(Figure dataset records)
— BEGIN —
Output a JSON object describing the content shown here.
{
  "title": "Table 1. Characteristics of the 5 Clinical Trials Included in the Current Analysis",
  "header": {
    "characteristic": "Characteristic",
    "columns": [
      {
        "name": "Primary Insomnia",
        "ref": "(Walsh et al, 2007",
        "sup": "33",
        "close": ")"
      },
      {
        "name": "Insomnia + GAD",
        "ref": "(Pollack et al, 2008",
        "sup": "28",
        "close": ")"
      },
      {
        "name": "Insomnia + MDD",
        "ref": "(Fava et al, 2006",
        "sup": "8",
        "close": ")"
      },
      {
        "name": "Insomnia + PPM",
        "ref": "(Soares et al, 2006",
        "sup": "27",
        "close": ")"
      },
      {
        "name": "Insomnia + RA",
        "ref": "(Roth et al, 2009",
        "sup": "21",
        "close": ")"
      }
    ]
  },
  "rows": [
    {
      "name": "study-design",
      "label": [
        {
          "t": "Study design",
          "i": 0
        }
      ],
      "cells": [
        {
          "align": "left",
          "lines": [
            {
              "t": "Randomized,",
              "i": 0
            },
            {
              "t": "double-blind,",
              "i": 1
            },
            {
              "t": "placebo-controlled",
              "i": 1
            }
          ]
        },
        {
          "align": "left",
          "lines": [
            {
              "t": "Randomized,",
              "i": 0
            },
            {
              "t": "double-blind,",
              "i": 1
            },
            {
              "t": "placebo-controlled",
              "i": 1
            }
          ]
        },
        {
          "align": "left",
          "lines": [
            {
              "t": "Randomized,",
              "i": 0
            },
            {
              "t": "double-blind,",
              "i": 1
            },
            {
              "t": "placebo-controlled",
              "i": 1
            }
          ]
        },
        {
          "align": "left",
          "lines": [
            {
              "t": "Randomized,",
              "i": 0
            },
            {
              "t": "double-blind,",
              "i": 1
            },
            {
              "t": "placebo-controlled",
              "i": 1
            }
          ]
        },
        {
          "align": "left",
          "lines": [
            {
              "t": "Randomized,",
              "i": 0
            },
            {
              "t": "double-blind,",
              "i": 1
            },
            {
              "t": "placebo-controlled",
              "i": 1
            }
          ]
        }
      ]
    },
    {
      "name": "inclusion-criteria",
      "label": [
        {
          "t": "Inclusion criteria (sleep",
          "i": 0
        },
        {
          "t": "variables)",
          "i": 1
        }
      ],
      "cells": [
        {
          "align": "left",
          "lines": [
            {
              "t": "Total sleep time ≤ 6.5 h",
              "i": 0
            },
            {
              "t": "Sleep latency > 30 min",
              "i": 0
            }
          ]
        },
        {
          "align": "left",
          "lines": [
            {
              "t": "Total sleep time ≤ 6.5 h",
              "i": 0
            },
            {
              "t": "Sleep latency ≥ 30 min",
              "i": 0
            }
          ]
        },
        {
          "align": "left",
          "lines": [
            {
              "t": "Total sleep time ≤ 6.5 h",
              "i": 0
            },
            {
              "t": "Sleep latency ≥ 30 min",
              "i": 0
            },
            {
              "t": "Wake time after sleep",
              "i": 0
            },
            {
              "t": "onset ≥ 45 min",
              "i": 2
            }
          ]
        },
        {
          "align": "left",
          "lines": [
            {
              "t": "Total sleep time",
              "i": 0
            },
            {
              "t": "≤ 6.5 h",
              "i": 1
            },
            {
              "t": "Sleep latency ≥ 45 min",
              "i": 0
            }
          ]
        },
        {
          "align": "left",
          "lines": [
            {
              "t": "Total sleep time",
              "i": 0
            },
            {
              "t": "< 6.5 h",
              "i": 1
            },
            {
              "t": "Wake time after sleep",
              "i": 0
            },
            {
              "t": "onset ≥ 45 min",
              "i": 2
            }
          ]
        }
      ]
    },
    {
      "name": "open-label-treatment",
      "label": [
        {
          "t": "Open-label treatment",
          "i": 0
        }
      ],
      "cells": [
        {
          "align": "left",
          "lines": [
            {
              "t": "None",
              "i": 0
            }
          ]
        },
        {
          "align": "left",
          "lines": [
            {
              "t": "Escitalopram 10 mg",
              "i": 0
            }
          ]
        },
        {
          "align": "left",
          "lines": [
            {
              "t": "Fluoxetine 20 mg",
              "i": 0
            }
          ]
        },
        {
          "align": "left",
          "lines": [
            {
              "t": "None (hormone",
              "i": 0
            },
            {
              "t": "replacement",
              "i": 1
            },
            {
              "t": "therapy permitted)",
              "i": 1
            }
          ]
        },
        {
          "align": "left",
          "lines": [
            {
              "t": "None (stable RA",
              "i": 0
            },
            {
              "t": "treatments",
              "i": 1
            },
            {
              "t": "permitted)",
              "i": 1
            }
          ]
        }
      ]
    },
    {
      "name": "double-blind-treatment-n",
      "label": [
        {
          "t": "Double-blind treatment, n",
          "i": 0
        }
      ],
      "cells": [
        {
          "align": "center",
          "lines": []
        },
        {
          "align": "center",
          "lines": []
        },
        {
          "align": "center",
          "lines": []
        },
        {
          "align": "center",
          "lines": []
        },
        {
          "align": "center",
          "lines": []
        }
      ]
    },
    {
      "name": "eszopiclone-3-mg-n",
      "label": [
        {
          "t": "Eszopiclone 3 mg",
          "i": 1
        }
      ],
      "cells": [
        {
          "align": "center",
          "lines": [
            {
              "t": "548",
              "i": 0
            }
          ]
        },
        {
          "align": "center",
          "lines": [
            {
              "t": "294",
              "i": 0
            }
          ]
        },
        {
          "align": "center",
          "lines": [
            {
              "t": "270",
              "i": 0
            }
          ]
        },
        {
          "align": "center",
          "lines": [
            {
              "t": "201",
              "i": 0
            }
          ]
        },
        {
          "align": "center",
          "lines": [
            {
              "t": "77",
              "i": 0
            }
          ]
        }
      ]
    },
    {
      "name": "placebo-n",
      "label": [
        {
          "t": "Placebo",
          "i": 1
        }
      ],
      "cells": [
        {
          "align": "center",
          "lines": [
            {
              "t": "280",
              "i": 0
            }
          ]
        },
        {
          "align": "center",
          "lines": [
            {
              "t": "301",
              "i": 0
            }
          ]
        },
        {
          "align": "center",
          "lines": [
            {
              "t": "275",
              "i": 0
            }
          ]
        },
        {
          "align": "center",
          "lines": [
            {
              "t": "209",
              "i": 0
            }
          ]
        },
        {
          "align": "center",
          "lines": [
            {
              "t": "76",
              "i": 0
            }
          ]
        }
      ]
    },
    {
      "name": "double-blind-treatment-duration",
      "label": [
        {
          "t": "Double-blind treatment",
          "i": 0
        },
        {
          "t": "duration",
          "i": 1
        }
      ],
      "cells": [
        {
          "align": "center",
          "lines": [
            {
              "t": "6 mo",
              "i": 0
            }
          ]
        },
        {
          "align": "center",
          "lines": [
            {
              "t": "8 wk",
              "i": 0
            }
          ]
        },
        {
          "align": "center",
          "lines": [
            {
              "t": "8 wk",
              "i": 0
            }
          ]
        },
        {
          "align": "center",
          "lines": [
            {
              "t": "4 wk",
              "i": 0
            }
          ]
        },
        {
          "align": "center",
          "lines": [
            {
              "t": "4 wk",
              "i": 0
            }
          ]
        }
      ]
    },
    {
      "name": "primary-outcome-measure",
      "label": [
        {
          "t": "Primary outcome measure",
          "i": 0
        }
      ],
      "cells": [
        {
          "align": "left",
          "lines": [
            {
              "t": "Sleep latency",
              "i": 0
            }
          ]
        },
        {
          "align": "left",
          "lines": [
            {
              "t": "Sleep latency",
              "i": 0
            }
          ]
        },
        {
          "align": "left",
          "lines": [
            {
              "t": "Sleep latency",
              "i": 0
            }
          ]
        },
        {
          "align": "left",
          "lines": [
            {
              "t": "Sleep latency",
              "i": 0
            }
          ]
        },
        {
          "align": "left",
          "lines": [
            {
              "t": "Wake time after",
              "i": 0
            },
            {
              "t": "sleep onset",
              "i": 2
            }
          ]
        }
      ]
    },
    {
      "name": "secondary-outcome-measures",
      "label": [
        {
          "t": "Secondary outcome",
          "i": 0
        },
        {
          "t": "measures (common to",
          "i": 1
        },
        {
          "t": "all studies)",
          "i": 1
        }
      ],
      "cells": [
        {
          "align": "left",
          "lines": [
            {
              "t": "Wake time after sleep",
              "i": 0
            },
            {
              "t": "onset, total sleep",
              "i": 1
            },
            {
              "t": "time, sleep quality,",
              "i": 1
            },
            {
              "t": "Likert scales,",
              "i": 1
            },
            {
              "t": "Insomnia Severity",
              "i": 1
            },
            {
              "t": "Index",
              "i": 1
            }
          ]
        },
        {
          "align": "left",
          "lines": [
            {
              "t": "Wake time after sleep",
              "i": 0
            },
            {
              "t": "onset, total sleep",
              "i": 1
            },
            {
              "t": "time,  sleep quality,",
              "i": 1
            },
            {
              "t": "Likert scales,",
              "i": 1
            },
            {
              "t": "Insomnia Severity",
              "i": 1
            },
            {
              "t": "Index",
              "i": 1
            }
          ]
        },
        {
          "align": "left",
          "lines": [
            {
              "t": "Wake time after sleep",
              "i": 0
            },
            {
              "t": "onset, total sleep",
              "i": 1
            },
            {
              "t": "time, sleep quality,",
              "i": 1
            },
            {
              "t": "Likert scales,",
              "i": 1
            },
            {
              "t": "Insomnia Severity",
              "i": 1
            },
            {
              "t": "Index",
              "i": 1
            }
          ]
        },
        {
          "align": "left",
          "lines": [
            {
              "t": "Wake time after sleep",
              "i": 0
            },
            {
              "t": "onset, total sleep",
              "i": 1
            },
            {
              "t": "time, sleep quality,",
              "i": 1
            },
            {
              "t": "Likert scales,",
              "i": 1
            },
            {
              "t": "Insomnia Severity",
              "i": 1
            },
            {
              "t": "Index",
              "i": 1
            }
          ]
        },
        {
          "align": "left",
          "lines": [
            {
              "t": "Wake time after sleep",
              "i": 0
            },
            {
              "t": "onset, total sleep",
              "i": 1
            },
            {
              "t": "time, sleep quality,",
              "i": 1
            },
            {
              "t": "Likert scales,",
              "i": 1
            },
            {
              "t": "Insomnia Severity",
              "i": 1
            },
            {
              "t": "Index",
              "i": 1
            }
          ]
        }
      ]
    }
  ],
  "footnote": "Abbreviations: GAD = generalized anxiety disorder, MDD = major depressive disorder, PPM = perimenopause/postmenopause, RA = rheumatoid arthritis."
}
— END —
What needs to be done:
Using the entries above, return each line in which the word "measures" occurs.

Exercise response:
      "name": "secondary-outcome-measures",
          "t": "measures (common to",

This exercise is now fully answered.